* _MATERIAL_:
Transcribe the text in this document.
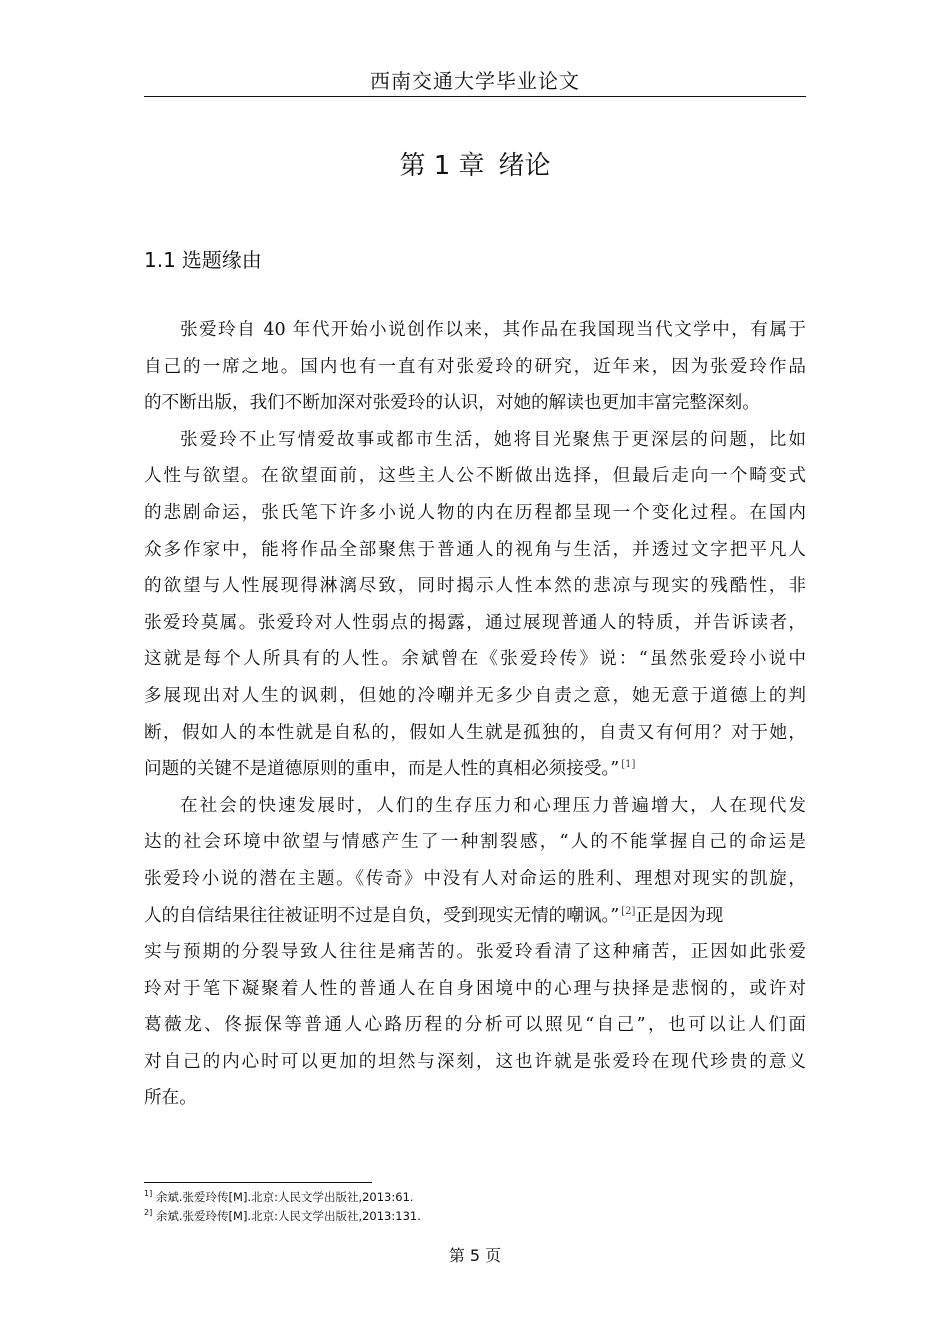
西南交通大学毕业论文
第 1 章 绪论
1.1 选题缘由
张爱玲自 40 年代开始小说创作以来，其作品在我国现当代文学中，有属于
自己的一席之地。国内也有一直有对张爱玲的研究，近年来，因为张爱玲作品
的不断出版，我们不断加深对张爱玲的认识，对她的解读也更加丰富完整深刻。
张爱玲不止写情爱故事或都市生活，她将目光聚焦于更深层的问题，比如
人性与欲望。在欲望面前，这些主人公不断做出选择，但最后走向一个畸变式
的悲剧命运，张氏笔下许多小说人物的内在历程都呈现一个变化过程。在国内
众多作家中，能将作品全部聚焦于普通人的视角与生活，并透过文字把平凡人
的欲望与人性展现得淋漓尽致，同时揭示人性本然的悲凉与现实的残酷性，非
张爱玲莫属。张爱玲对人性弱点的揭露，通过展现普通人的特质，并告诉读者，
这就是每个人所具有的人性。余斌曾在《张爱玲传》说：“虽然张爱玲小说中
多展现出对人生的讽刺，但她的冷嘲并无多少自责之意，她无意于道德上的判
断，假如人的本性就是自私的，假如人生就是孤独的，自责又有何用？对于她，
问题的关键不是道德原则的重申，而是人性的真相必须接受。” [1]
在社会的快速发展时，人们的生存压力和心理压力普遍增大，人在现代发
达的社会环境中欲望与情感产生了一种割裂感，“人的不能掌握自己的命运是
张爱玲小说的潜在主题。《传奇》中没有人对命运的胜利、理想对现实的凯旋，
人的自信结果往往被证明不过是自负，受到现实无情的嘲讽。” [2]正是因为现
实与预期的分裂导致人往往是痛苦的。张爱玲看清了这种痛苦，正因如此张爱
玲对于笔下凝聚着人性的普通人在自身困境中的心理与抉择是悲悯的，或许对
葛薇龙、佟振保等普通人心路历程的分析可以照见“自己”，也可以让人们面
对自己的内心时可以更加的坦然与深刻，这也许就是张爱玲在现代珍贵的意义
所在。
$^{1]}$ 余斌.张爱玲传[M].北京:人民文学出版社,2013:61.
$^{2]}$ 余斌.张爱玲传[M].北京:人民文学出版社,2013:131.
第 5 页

* _REQUIRED TASK_:
Go through the entries above and output them exactly, without pictures.

* _REPLY_:
Transcribe the text in this document.
西南交通大学毕业论文
第 1 章 绪论
1.1 选题缘由
张爱玲自 40 年代开始小说创作以来，其作品在我国现当代文学中，有属于
自己的一席之地。国内也有一直有对张爱玲的研究，近年来，因为张爱玲作品
的不断出版，我们不断加深对张爱玲的认识，对她的解读也更加丰富完整深刻。
张爱玲不止写情爱故事或都市生活，她将目光聚焦于更深层的问题，比如
人性与欲望。在欲望面前，这些主人公不断做出选择，但最后走向一个畸变式
的悲剧命运，张氏笔下许多小说人物的内在历程都呈现一个变化过程。在国内
众多作家中，能将作品全部聚焦于普通人的视角与生活，并透过文字把平凡人
的欲望与人性展现得淋漓尽致，同时揭示人性本然的悲凉与现实的残酷性，非
张爱玲莫属。张爱玲对人性弱点的揭露，通过展现普通人的特质，并告诉读者，
这就是每个人所具有的人性。余斌曾在《张爱玲传》说：“虽然张爱玲小说中
多展现出对人生的讽刺，但她的冷嘲并无多少自责之意，她无意于道德上的判
断，假如人的本性就是自私的，假如人生就是孤独的，自责又有何用？对于她，
问题的关键不是道德原则的重申，而是人性的真相必须接受。” [1]
在社会的快速发展时，人们的生存压力和心理压力普遍增大，人在现代发
达的社会环境中欲望与情感产生了一种割裂感，“人的不能掌握自己的命运是
张爱玲小说的潜在主题。《传奇》中没有人对命运的胜利、理想对现实的凯旋，
人的自信结果往往被证明不过是自负，受到现实无情的嘲讽。” [2]正是因为现
实与预期的分裂导致人往往是痛苦的。张爱玲看清了这种痛苦，正因如此张爱
玲对于笔下凝聚着人性的普通人在自身困境中的心理与抉择是悲悯的，或许对
葛薇龙、佟振保等普通人心路历程的分析可以照见“自己”，也可以让人们面
对自己的内心时可以更加的坦然与深刻，这也许就是张爱玲在现代珍贵的意义
所在。
$^{1]}$ 余斌.张爱玲传[M].北京:人民文学出版社,2013:61.
$^{2]}$ 余斌.张爱玲传[M].北京:人民文学出版社,2013:131.
第 5 页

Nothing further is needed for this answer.